Records contained in a dataset:
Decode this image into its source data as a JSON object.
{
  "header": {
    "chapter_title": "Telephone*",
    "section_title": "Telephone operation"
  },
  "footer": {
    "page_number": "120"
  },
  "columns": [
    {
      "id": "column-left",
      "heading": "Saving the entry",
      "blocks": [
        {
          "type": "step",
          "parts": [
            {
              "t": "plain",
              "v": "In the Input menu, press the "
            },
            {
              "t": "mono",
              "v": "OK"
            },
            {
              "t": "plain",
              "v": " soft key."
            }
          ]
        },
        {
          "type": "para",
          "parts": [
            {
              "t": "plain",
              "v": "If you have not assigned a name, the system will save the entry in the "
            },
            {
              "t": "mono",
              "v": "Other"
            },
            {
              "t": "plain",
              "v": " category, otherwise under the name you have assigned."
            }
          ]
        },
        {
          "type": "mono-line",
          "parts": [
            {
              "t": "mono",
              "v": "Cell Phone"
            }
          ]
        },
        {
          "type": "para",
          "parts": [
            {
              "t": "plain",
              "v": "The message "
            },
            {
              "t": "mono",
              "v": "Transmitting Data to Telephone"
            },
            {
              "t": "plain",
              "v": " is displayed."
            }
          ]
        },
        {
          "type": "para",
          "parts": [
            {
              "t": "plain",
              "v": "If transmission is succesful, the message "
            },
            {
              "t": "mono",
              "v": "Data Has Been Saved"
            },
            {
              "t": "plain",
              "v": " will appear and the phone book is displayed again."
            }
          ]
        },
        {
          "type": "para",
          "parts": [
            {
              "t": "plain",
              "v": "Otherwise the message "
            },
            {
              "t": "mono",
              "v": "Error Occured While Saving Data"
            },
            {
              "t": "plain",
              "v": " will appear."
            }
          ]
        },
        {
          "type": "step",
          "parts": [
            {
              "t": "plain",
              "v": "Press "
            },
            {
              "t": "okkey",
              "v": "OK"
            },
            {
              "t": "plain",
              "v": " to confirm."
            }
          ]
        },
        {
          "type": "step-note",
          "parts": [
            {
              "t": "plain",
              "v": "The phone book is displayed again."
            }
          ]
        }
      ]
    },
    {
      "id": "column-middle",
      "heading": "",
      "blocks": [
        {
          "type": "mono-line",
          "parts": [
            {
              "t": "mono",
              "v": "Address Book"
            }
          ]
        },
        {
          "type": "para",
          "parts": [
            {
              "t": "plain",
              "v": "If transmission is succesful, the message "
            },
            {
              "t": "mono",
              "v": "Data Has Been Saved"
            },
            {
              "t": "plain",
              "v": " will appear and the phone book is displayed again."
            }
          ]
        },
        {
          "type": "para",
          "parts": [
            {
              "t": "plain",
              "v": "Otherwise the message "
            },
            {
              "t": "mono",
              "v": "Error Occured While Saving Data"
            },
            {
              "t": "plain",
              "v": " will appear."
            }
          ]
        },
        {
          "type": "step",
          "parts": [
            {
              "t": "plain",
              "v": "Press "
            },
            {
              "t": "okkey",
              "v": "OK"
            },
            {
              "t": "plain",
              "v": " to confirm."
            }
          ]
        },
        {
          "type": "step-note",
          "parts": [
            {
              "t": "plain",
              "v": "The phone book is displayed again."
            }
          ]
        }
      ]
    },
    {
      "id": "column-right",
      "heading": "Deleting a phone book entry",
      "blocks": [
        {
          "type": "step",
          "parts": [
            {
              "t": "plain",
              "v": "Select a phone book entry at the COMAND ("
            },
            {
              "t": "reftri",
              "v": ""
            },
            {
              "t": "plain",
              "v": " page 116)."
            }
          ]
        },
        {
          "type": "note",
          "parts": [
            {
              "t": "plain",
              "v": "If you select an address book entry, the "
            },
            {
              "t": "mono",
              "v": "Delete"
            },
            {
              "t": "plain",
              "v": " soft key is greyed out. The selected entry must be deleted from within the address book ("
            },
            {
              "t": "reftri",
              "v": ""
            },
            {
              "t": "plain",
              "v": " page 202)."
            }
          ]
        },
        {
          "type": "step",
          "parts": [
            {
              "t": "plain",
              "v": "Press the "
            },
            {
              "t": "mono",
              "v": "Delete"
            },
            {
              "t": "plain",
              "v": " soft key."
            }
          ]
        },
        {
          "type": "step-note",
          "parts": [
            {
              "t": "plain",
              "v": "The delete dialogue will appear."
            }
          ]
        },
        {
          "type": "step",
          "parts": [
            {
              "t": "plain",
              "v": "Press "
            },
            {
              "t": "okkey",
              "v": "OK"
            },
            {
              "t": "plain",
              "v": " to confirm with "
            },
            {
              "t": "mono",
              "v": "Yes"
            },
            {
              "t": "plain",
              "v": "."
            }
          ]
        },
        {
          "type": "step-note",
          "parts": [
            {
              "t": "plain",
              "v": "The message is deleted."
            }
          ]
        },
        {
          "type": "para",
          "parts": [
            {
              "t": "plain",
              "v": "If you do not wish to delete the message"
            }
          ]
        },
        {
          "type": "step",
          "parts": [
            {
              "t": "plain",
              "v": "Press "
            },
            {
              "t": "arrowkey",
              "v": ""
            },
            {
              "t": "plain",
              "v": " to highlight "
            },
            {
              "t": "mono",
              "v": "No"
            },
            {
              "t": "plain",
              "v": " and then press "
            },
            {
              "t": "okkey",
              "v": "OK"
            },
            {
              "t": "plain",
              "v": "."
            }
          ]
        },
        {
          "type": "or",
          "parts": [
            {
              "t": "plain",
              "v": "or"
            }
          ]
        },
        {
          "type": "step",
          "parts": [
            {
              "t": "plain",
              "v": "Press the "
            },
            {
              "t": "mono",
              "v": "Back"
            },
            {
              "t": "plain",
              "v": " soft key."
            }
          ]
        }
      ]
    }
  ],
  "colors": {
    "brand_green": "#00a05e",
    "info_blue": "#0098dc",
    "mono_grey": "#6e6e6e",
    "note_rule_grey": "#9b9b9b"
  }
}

» EXERCISE:
Return each line of the listing that holds the string "assigned".

» EXERCISE OUTPUT:
              "v": "If you have not assigned a name, the system will save the entry in the "
              "v": " category, otherwise under the name you have assigned."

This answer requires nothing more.